— What the task asks —
Reproduce each record below exactly as written.
* BEGIN Stored data *
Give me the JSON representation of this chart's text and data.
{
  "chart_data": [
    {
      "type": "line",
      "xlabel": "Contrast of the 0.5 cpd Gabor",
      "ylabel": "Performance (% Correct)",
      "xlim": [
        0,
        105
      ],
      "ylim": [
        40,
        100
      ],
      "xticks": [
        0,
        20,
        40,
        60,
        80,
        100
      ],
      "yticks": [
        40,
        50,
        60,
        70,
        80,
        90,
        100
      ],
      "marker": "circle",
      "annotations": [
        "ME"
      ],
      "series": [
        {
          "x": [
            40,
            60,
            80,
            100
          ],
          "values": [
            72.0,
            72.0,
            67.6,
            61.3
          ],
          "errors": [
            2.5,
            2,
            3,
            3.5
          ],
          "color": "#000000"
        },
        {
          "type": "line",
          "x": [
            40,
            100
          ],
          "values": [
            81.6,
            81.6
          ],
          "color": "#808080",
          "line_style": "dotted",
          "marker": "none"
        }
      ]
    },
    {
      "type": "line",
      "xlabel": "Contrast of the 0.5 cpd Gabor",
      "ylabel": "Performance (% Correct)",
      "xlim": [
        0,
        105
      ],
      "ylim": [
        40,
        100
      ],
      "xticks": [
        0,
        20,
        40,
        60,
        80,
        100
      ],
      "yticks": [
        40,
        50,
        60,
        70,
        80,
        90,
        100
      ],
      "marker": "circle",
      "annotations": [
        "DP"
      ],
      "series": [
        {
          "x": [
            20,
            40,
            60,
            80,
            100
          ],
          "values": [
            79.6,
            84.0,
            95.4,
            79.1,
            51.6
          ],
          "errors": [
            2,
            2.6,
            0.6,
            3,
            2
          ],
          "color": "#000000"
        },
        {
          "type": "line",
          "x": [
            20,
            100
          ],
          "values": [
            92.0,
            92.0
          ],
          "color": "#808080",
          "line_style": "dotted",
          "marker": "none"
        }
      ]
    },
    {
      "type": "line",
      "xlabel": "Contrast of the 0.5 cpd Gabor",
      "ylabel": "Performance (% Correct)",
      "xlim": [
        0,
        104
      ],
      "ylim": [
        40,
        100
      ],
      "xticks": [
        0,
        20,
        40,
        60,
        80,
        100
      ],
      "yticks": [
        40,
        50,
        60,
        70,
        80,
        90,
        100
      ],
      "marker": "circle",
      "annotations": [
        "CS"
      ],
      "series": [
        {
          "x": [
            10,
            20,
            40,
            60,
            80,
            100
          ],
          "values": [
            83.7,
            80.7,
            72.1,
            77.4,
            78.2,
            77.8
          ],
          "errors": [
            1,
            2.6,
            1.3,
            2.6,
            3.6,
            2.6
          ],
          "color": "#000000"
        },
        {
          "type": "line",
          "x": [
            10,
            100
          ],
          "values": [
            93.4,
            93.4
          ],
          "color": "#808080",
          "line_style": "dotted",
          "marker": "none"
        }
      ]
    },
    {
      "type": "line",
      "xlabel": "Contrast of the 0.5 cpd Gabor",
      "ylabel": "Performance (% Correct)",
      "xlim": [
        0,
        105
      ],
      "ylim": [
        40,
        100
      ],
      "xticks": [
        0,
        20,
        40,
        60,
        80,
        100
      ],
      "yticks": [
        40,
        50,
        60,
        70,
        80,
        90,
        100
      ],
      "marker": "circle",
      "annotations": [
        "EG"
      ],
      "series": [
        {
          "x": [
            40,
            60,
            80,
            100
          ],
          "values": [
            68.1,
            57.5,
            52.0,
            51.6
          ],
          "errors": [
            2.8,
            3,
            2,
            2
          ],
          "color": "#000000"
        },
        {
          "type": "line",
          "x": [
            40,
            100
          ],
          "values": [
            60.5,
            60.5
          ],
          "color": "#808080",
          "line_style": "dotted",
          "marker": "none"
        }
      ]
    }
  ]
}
* END Stored data *
— Response —
Give me the JSON representation of this chart's text and data.
{
  "chart_data": [
    {
      "type": "line",
      "xlabel": "Contrast of the 0.5 cpd Gabor",
      "ylabel": "Performance (% Correct)",
      "xlim": [
        0,
        105
      ],
      "ylim": [
        40,
        100
      ],
      "xticks": [
        0,
        20,
        40,
        60,
        80,
        100
      ],
      "yticks": [
        40,
        50,
        60,
        70,
        80,
        90,
        100
      ],
      "marker": "circle",
      "annotations": [
        "ME"
      ],
      "series": [
        {
          "x": [
            40,
            60,
            80,
            100
          ],
          "values": [
            72.0,
            72.0,
            67.6,
            61.3
          ],
          "errors": [
            2.5,
            2,
            3,
            3.5
          ],
          "color": "#000000"
        },
        {
          "type": "line",
          "x": [
            40,
            100
          ],
          "values": [
            81.6,
            81.6
          ],
          "color": "#808080",
          "line_style": "dotted",
          "marker": "none"
        }
      ]
    },
    {
      "type": "line",
      "xlabel": "Contrast of the 0.5 cpd Gabor",
      "ylabel": "Performance (% Correct)",
      "xlim": [
        0,
        105
      ],
      "ylim": [
        40,
        100
      ],
      "xticks": [
        0,
        20,
        40,
        60,
        80,
        100
      ],
      "yticks": [
        40,
        50,
        60,
        70,
        80,
        90,
        100
      ],
      "marker": "circle",
      "annotations": [
        "DP"
      ],
      "series": [
        {
          "x": [
            20,
            40,
            60,
            80,
            100
          ],
          "values": [
            79.6,
            84.0,
            95.4,
            79.1,
            51.6
          ],
          "errors": [
            2,
            2.6,
            0.6,
            3,
            2
          ],
          "color": "#000000"
        },
        {
          "type": "line",
          "x": [
            20,
            100
          ],
          "values": [
            92.0,
            92.0
          ],
          "color": "#808080",
          "line_style": "dotted",
          "marker": "none"
        }
      ]
    },
    {
      "type": "line",
      "xlabel": "Contrast of the 0.5 cpd Gabor",
      "ylabel": "Performance (% Correct)",
      "xlim": [
        0,
        104
      ],
      "ylim": [
        40,
        100
      ],
      "xticks": [
        0,
        20,
        40,
        60,
        80,
        100
      ],
      "yticks": [
        40,
        50,
        60,
        70,
        80,
        90,
        100
      ],
      "marker": "circle",
      "annotations": [
        "CS"
      ],
      "series": [
        {
          "x": [
            10,
            20,
            40,
            60,
            80,
            100
          ],
          "values": [
            83.7,
            80.7,
            72.1,
            77.4,
            78.2,
            77.8
          ],
          "errors": [
            1,
            2.6,
            1.3,
            2.6,
            3.6,
            2.6
          ],
          "color": "#000000"
        },
        {
          "type": "line",
          "x": [
            10,
            100
          ],
          "values": [
            93.4,
            93.4
          ],
          "color": "#808080",
          "line_style": "dotted",
          "marker": "none"
        }
      ]
    },
    {
      "type": "line",
      "xlabel": "Contrast of the 0.5 cpd Gabor",
      "ylabel": "Performance (% Correct)",
      "xlim": [
        0,
        105
      ],
      "ylim": [
        40,
        100
      ],
      "xticks": [
        0,
        20,
        40,
        60,
        80,
        100
      ],
      "yticks": [
        40,
        50,
        60,
        70,
        80,
        90,
        100
      ],
      "marker": "circle",
      "annotations": [
        "EG"
      ],
      "series": [
        {
          "x": [
            40,
            60,
            80,
            100
          ],
          "values": [
            68.1,
            57.5,
            52.0,
            51.6
          ],
          "errors": [
            2.8,
            3,
            2,
            2
          ],
          "color": "#000000"
        },
        {
          "type": "line",
          "x": [
            40,
            100
          ],
          "values": [
            60.5,
            60.5
          ],
          "color": "#808080",
          "line_style": "dotted",
          "marker": "none"
        }
      ]
    }
  ]
}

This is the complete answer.